▸ WORK TO BE COMPLETED: Check every line of the material below for the string "Mushrooms", and return the ones that have it.
╭─ INFORMATION SUPPLIED
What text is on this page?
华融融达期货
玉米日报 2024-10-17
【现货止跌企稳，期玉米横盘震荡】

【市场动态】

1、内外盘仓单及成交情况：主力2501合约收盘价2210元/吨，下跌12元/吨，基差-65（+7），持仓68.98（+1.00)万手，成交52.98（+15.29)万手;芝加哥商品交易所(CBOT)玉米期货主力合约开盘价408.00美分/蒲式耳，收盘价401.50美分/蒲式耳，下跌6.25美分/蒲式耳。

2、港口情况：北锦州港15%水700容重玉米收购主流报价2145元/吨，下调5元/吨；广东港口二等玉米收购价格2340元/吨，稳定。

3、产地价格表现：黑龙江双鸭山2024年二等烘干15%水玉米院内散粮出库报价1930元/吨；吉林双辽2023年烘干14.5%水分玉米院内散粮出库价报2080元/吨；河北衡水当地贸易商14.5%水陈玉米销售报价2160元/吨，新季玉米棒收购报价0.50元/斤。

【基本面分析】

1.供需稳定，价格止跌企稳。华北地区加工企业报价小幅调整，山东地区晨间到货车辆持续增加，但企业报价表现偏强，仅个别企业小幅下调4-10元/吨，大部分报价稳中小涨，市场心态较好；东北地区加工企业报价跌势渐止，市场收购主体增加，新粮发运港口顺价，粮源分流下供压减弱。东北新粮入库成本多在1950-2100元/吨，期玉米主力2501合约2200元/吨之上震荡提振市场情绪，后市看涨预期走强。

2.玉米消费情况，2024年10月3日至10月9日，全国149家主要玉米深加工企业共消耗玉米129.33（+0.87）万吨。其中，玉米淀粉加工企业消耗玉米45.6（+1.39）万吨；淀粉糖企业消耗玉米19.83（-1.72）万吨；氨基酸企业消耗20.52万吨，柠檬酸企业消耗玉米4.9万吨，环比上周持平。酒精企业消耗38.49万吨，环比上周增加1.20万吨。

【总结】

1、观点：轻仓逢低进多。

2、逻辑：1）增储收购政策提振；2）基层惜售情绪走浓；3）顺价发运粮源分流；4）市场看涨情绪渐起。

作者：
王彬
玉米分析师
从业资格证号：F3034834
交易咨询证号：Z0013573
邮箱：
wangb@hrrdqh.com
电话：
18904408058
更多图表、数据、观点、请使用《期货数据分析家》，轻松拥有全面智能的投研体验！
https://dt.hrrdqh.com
╰─
╭─ INFORMATION SUPPLIED
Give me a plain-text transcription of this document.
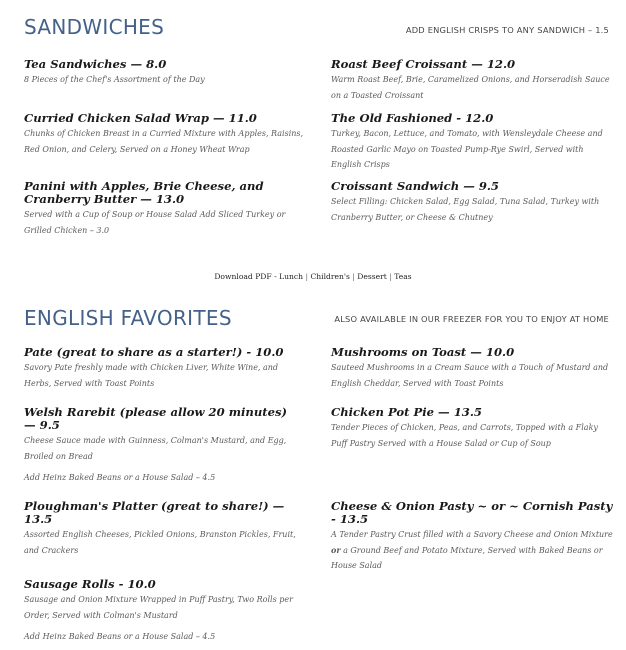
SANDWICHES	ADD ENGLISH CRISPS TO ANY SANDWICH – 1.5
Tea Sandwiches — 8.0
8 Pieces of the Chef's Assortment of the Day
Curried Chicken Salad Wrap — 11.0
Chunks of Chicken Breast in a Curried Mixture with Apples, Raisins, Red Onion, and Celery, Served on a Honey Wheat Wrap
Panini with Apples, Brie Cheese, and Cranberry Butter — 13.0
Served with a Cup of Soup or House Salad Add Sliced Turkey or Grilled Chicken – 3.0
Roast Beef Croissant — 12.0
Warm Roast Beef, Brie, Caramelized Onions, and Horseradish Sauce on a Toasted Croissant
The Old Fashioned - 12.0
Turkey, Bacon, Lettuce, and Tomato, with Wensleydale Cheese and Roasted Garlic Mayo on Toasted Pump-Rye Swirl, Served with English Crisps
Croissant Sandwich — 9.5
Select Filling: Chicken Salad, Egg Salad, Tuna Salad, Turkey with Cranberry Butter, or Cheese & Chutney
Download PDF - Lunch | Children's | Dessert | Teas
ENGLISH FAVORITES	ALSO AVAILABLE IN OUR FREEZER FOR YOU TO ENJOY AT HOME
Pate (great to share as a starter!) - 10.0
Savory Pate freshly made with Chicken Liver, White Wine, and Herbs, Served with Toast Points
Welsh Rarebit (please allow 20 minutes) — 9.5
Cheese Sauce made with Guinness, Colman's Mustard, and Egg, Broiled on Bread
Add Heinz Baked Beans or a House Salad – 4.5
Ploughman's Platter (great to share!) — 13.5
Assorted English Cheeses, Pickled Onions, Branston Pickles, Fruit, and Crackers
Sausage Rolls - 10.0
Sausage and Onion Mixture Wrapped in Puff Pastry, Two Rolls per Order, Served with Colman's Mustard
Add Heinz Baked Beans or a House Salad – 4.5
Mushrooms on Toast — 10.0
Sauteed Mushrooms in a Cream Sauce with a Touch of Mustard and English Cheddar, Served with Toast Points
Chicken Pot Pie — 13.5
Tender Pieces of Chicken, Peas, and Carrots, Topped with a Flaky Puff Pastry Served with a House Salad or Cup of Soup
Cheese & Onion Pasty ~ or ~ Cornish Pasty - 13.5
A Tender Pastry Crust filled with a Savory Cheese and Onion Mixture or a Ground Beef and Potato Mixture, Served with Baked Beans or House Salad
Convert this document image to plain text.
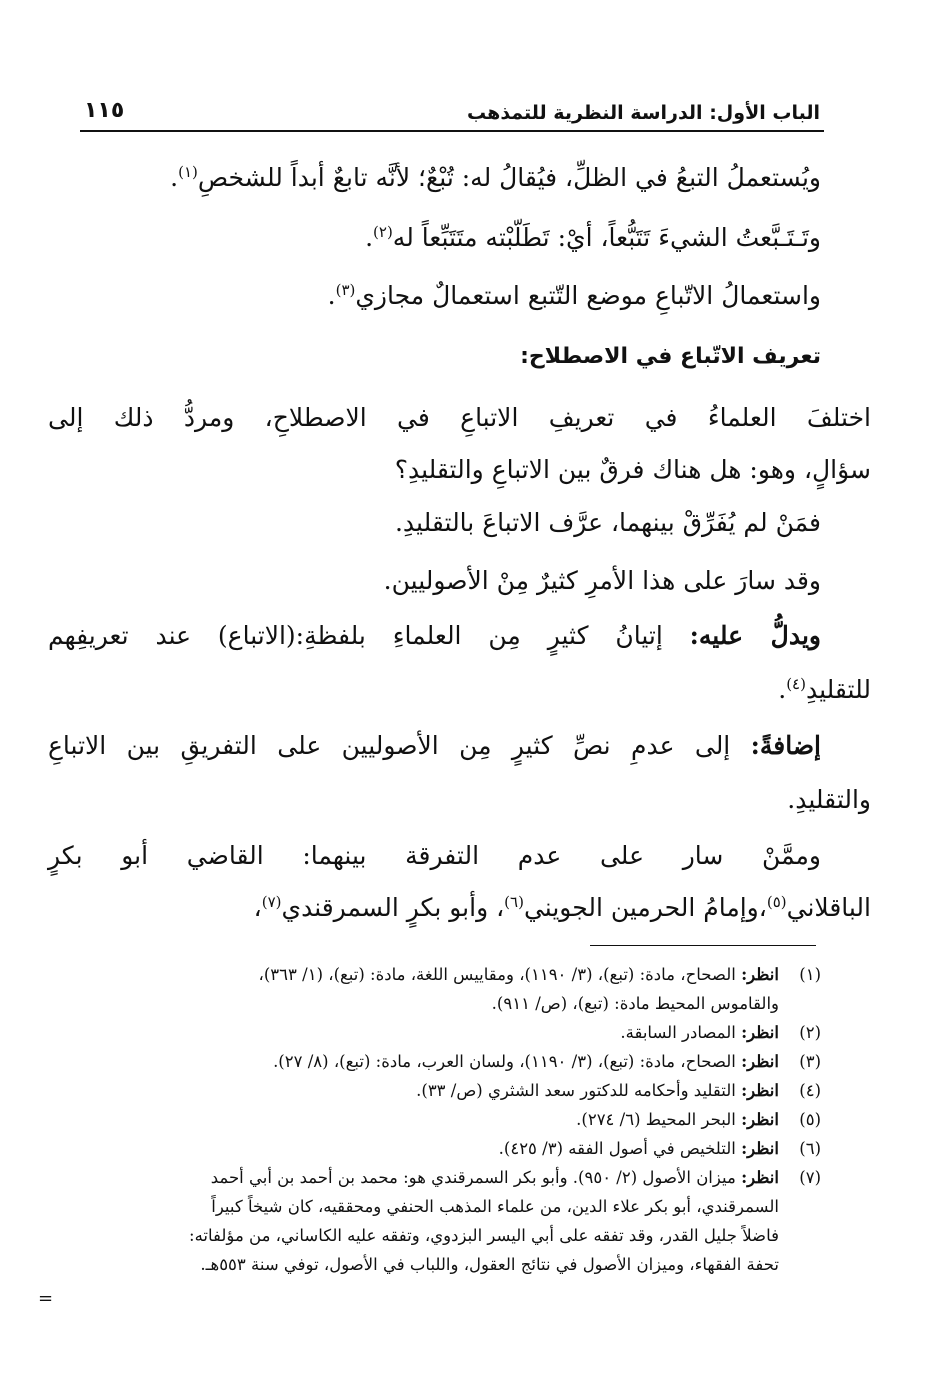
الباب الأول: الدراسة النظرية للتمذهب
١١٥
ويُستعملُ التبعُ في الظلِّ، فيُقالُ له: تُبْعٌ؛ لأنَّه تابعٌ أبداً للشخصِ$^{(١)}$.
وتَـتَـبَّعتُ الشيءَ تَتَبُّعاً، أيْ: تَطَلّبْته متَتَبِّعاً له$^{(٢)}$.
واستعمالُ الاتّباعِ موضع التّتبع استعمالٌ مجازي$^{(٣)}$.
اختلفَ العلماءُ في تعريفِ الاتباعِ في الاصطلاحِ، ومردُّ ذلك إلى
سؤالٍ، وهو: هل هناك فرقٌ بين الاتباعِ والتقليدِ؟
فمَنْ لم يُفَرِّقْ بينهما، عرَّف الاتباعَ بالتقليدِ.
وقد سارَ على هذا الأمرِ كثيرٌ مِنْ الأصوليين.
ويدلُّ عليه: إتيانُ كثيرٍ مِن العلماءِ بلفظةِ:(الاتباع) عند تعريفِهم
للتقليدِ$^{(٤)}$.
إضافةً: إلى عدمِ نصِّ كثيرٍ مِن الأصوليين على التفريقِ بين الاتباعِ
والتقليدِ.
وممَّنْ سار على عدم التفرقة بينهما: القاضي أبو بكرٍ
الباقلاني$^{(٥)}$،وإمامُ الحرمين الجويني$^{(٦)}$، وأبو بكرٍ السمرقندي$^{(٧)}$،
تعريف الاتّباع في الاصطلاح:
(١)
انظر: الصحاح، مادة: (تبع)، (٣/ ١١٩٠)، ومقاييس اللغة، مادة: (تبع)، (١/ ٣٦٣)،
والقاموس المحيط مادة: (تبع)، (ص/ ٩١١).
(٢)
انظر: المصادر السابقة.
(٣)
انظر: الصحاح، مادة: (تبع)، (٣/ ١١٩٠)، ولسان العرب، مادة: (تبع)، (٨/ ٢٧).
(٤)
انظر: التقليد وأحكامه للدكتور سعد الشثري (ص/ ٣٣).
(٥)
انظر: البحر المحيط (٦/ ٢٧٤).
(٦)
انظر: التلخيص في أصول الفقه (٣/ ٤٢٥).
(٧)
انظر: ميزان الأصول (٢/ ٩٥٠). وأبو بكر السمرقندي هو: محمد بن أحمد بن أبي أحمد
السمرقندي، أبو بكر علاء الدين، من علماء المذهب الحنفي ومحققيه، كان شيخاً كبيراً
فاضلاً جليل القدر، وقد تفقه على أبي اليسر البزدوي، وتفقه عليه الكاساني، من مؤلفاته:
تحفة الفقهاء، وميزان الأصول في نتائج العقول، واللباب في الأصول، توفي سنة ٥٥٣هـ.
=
╰─
▸ OUTPUT BELOW:
Mushrooms on Toast — 10.0
Sauteed Mushrooms in a Cream Sauce with a Touch of Mustard and English Cheddar, Served with Toast Points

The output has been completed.